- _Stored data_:
.....

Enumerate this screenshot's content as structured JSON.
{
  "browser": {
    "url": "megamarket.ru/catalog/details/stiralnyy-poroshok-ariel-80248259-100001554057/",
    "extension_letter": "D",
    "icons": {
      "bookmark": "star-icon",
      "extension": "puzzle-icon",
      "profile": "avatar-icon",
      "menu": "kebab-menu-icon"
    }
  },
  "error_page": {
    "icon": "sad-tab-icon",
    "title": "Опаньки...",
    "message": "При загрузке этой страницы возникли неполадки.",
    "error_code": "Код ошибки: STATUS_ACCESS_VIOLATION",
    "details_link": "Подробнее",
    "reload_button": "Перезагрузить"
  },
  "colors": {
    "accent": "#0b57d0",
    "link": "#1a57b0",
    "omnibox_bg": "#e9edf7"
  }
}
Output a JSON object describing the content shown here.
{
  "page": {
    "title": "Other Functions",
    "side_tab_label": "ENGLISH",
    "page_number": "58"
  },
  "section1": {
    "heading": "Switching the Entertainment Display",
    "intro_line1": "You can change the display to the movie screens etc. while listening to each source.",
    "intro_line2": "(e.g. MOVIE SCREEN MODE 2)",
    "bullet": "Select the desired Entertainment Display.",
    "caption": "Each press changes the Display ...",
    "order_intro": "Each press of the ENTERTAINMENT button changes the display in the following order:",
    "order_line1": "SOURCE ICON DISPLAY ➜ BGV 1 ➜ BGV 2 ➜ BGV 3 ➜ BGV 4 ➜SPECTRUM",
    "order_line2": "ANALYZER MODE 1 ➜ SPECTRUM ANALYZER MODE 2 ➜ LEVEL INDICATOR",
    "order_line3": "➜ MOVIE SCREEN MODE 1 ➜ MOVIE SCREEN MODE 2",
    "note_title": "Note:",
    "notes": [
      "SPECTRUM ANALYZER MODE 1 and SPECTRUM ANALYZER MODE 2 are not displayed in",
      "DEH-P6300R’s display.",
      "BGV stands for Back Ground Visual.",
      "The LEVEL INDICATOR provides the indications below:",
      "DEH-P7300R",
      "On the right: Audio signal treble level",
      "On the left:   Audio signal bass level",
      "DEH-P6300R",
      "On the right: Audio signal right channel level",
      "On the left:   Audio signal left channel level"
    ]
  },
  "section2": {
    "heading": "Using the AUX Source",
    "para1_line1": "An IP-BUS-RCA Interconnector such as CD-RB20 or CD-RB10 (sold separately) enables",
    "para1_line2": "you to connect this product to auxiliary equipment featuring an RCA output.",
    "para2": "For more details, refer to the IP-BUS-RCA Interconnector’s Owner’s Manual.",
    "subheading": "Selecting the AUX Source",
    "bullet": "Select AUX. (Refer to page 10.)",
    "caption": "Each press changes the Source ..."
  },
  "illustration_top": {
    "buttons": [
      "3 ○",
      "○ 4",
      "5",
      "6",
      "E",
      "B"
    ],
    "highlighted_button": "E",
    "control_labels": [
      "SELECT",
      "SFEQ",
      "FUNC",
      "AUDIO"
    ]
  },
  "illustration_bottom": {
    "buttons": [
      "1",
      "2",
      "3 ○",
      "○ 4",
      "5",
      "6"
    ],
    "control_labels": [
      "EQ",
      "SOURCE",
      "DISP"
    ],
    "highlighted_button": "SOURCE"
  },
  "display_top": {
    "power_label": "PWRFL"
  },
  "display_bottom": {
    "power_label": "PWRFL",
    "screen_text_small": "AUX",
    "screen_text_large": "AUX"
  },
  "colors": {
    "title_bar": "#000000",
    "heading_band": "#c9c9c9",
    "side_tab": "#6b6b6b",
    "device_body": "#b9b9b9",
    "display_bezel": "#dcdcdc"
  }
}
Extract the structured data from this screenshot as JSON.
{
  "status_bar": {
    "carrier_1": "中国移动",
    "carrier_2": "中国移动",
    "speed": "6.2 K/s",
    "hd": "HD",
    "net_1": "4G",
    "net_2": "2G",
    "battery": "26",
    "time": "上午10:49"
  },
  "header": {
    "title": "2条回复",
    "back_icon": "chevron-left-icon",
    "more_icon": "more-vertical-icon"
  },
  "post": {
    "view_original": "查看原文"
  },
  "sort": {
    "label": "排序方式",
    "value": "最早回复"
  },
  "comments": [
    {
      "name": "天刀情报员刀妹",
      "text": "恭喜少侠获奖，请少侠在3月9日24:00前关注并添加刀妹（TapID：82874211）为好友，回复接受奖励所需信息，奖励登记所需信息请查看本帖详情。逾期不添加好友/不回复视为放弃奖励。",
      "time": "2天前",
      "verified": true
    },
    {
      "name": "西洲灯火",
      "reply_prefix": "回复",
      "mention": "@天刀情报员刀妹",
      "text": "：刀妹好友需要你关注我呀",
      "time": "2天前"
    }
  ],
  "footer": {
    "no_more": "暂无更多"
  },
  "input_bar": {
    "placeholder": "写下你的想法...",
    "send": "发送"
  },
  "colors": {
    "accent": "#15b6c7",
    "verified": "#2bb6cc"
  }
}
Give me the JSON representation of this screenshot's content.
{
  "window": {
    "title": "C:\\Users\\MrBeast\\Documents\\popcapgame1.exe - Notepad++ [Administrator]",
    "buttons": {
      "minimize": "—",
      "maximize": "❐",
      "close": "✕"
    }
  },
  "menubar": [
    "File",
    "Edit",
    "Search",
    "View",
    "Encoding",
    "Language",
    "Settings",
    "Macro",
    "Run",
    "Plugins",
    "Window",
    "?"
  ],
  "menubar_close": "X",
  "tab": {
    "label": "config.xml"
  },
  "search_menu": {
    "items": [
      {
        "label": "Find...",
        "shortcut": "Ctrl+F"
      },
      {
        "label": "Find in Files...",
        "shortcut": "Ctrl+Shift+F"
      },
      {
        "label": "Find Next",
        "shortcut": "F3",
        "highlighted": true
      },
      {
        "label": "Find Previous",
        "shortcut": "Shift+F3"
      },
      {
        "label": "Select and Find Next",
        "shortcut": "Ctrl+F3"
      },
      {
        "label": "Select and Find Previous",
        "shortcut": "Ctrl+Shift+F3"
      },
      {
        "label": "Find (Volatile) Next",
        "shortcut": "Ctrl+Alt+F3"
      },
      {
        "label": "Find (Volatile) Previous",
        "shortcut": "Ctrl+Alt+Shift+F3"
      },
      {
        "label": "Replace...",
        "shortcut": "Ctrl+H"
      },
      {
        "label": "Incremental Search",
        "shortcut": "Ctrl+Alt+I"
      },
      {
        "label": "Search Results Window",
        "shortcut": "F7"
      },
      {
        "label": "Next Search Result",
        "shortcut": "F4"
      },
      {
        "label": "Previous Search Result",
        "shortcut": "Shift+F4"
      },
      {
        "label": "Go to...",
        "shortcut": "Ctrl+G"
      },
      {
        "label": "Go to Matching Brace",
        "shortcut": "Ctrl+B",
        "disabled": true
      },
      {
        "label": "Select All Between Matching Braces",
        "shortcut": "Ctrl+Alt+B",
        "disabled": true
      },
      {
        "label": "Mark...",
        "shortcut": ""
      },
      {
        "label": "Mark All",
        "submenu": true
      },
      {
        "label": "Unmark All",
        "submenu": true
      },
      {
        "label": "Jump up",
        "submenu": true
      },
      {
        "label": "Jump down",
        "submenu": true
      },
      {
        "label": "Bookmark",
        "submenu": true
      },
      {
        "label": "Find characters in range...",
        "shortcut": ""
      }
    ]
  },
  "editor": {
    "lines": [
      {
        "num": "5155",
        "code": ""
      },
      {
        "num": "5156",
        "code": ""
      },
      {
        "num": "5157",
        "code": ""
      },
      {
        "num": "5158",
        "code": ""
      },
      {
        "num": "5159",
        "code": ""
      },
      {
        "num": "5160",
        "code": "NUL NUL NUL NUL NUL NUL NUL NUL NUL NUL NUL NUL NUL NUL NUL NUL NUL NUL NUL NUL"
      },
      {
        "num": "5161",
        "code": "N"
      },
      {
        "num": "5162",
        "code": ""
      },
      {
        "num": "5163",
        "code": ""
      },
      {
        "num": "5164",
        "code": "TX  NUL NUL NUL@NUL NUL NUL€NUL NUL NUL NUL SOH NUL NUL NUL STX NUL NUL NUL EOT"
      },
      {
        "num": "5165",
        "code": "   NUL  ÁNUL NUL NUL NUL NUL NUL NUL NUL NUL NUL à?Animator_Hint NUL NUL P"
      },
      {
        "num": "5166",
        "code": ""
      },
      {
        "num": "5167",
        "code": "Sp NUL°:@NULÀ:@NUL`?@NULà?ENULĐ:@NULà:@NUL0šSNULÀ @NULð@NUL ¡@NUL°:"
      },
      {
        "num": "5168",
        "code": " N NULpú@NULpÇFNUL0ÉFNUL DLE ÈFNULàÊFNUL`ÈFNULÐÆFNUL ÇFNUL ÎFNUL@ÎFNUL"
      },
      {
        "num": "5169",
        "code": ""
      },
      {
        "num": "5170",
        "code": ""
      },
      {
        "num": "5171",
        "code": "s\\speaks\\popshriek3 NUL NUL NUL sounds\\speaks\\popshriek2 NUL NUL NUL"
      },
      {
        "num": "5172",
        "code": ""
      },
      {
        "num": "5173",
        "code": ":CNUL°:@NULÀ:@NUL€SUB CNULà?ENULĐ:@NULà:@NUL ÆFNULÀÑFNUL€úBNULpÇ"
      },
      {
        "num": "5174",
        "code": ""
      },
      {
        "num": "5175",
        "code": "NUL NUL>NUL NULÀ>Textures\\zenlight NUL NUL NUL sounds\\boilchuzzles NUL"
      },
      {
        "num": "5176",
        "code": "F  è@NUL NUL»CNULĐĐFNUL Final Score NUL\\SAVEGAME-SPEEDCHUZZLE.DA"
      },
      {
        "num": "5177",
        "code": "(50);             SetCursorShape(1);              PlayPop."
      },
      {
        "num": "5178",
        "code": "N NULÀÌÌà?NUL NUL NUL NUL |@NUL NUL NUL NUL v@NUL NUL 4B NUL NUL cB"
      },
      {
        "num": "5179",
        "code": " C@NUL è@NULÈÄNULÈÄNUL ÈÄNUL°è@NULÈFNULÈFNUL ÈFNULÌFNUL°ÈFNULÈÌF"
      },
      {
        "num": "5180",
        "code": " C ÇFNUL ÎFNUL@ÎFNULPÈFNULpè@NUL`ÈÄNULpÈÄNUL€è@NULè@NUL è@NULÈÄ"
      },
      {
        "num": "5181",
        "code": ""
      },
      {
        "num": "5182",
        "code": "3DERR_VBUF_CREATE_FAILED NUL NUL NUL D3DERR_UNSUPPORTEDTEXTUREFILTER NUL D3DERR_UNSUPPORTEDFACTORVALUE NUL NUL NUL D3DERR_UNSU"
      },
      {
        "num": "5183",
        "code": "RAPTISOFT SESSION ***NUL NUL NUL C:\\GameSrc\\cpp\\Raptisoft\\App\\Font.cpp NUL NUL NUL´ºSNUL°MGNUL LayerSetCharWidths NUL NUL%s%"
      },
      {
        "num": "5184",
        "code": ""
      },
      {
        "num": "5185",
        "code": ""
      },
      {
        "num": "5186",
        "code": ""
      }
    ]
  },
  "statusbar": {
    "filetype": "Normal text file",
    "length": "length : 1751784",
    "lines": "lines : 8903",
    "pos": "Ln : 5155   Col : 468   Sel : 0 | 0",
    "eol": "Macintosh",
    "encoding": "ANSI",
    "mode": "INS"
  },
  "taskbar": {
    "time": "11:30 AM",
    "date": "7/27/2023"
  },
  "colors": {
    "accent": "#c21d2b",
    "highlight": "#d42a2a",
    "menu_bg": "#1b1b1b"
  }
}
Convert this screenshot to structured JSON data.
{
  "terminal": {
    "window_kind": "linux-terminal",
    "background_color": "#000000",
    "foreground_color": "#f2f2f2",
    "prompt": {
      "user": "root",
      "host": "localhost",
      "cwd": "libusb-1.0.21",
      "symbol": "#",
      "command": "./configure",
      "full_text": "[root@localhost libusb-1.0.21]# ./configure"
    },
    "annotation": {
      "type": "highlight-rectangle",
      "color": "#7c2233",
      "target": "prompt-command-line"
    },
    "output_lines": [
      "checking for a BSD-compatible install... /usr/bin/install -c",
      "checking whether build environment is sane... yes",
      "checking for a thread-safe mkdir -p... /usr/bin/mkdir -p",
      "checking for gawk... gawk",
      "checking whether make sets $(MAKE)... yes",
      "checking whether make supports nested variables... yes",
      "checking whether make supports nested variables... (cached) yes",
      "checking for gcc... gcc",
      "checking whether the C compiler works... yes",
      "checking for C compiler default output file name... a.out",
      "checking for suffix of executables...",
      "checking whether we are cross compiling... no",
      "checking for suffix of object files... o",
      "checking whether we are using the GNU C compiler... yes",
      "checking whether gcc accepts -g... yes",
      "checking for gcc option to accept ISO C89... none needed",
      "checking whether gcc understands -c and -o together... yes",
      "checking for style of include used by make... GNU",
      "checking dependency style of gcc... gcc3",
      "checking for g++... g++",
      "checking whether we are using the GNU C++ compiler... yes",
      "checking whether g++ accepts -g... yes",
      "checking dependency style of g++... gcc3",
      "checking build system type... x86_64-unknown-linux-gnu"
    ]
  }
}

.....

Search the data above for lines holding "time" and copy each of them.

- _Answer to the exercise_:
    "time": "上午10:49"
      "time": "2天前",
      "time": "2天前"
    "time": "11:30 AM",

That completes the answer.